[START]

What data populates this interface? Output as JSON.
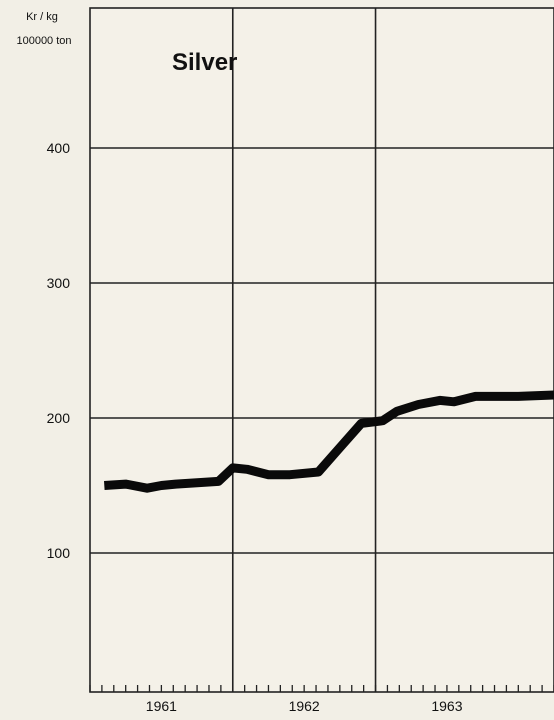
{
  "chart_data": {
    "type": "line",
    "title": "Silver",
    "ylabel_line1": "Kr / kg",
    "ylabel_line2": "100000 ton",
    "xlabel": "",
    "ylim": [
      0,
      450
    ],
    "xlim": [
      1960.5,
      1963.75
    ],
    "yticks": [
      100,
      200,
      300,
      400
    ],
    "ytick_labels": [
      "100",
      "200",
      "300",
      "400"
    ],
    "x_tick_labels": [
      "1961",
      "1962",
      "1963"
    ],
    "x_tick_label_positions": [
      1961.0,
      1962.0,
      1963.0
    ],
    "year_boundaries": [
      1961.5,
      1962.5
    ],
    "grid": true,
    "series": [
      {
        "name": "",
        "x": [
          1960.6,
          1960.75,
          1960.9,
          1961.0,
          1961.1,
          1961.25,
          1961.4,
          1961.5,
          1961.6,
          1961.75,
          1961.9,
          1962.1,
          1962.25,
          1962.4,
          1962.55,
          1962.65,
          1962.8,
          1962.95,
          1963.05,
          1963.2,
          1963.35,
          1963.5,
          1963.75
        ],
        "values": [
          150,
          151,
          148,
          150,
          151,
          152,
          153,
          163,
          162,
          158,
          158,
          160,
          178,
          196,
          198,
          205,
          210,
          213,
          212,
          216,
          216,
          216,
          217
        ]
      }
    ],
    "line_color": "#0a0a0a"
  }
}
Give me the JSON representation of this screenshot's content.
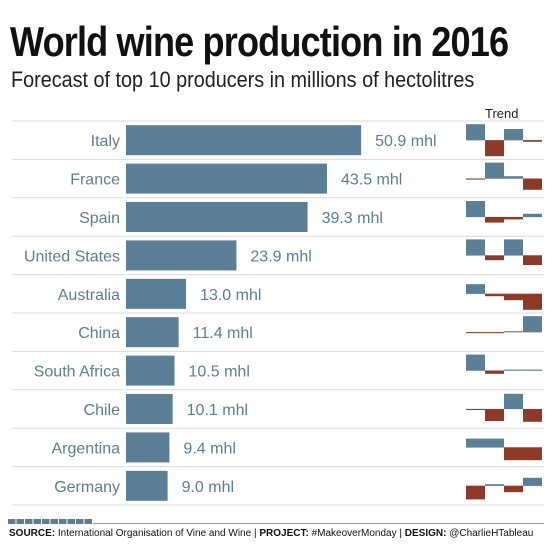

[END]

[Task description] Count each line of the entries that holds the word "this", then state the total and nothing more.

[Correct response] 2